◆ Short task
Count the lines below that contain the word "hledger" and give only that number.

◆ Given entries
----

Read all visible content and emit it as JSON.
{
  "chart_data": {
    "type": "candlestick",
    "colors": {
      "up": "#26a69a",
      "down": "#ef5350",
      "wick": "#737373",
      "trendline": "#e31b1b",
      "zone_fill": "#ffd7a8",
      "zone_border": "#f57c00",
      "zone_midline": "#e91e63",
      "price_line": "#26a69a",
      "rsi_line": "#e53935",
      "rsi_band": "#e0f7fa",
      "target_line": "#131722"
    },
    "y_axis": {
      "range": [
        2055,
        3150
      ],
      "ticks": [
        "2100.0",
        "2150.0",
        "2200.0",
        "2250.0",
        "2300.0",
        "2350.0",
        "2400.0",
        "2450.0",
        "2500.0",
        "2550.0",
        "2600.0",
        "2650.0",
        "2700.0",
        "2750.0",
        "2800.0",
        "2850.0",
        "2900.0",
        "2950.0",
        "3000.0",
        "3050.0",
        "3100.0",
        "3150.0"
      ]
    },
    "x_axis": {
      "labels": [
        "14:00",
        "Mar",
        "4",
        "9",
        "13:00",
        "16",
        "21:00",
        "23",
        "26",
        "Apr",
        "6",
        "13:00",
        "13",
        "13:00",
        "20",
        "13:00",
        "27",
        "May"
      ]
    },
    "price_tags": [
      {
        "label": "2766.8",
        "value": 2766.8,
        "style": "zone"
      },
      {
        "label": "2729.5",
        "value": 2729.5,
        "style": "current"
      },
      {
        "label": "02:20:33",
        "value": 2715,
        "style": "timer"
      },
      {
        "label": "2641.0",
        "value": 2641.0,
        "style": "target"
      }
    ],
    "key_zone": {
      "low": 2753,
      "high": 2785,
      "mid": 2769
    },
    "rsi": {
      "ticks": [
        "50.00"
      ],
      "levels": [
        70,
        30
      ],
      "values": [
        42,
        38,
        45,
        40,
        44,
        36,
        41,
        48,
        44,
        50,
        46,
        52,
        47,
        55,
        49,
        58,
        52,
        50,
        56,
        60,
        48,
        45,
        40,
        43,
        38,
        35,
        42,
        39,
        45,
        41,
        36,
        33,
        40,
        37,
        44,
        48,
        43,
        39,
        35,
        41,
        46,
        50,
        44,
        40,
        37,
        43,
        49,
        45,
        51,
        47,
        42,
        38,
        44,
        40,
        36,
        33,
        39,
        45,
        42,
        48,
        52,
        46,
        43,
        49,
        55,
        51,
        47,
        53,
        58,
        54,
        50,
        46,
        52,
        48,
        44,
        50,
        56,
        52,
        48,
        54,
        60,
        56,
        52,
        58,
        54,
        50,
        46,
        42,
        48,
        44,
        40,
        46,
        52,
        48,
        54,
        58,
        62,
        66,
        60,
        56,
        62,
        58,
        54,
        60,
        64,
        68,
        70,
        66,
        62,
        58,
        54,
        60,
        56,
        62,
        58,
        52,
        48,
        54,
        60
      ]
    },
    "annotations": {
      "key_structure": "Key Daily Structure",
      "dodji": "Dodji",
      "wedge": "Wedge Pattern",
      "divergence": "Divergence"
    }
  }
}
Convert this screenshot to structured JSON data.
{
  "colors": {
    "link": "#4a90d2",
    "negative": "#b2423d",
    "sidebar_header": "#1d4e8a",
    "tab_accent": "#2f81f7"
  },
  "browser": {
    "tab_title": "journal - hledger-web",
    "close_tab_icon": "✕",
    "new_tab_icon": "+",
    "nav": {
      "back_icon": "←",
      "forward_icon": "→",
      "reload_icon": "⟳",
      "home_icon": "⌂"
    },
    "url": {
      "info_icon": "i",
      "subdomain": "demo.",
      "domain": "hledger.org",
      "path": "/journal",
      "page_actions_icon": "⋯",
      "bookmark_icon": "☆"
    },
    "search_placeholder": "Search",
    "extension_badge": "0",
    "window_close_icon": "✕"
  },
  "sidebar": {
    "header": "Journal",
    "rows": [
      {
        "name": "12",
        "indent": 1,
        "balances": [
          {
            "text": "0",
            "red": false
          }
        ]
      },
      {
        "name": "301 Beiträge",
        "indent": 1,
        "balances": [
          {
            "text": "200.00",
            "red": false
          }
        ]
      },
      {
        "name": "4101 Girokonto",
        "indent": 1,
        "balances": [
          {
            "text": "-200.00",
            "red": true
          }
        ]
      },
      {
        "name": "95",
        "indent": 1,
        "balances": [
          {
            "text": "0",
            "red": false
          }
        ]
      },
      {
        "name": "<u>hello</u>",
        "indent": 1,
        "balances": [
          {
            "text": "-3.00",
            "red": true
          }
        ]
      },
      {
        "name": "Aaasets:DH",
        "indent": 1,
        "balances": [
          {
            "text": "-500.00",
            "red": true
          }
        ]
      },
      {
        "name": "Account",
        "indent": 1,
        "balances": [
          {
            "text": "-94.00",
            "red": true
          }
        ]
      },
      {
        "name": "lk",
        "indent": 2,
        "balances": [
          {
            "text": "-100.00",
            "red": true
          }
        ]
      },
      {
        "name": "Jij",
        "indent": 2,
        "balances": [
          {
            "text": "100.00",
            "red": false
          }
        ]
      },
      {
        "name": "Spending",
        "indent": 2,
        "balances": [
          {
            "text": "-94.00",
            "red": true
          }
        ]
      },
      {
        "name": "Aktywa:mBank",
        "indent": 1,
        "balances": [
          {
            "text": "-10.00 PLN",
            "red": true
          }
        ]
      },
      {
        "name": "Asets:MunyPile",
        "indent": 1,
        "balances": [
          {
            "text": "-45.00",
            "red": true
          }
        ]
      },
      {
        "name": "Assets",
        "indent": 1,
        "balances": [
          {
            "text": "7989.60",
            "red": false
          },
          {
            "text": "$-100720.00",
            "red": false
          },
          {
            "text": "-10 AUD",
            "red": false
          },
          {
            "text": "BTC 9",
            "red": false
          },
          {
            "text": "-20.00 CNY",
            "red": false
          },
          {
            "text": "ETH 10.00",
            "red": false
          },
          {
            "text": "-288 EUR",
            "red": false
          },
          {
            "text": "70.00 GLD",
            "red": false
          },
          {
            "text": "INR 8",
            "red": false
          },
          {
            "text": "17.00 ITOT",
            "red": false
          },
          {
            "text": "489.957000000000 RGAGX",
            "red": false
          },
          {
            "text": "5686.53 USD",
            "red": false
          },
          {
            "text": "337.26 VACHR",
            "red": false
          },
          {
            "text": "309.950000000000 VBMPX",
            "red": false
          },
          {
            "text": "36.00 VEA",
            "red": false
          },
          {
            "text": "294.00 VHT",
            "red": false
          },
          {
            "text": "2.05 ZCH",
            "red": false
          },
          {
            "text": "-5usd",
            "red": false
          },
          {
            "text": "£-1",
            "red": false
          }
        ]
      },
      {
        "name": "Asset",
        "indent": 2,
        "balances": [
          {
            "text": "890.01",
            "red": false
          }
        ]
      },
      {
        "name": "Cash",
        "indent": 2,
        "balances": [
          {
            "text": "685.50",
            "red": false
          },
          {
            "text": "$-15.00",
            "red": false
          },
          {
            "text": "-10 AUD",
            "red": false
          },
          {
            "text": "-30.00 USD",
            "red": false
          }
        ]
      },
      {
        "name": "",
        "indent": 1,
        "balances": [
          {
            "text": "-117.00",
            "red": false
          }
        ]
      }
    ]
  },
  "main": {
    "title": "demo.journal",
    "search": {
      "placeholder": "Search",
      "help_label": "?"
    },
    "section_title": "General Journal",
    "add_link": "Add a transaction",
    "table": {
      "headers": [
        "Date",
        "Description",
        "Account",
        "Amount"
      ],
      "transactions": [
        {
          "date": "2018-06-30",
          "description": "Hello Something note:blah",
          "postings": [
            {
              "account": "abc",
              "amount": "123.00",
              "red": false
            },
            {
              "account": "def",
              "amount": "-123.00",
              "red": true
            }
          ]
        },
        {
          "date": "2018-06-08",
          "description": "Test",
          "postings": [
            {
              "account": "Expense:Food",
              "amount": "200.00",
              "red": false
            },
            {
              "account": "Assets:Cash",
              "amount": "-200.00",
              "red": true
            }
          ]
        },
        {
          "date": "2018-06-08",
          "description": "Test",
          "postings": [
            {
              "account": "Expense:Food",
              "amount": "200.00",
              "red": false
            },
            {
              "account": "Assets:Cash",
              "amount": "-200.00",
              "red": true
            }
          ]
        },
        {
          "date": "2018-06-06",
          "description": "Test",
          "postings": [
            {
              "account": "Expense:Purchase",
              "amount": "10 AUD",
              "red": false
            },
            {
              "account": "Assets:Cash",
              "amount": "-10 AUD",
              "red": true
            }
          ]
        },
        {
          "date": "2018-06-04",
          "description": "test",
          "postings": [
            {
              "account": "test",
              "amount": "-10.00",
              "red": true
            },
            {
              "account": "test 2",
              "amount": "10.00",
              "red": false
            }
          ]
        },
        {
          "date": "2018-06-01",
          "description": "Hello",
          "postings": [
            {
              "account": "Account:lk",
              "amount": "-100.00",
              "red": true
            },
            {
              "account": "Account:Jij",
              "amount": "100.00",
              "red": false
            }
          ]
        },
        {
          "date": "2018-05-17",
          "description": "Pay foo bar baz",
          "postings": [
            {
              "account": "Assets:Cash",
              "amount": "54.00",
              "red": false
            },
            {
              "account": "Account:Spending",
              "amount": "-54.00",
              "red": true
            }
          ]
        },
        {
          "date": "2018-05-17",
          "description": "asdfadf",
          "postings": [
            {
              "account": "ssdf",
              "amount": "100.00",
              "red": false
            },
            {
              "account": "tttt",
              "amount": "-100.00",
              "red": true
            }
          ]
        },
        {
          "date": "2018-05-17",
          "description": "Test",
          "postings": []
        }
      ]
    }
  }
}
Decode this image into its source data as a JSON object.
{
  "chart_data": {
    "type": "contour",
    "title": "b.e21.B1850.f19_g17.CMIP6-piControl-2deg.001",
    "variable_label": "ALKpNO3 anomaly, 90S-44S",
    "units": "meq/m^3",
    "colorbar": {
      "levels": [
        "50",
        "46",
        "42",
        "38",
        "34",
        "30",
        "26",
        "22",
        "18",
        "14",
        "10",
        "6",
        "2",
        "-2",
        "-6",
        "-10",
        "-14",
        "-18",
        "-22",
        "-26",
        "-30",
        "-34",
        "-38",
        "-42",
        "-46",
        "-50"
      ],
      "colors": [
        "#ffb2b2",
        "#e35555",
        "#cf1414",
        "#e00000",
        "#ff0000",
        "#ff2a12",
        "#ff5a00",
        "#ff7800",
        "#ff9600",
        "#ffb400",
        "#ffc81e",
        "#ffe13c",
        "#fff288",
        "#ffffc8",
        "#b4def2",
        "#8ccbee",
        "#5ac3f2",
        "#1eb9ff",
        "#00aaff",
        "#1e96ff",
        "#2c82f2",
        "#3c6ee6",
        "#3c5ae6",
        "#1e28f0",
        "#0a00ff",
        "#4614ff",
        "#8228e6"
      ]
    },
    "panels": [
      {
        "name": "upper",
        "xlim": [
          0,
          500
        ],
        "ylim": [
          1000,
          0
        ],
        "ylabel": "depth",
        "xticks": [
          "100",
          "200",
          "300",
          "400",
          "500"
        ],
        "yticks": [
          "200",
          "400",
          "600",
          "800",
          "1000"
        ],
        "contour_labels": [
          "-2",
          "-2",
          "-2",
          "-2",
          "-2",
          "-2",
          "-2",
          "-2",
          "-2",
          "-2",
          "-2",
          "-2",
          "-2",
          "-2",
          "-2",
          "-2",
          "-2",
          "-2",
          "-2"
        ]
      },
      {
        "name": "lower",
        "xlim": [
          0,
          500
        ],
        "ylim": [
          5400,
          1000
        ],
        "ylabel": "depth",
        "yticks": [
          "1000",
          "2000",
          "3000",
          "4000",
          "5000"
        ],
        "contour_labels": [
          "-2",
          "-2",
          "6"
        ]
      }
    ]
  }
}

----

◆ Response
2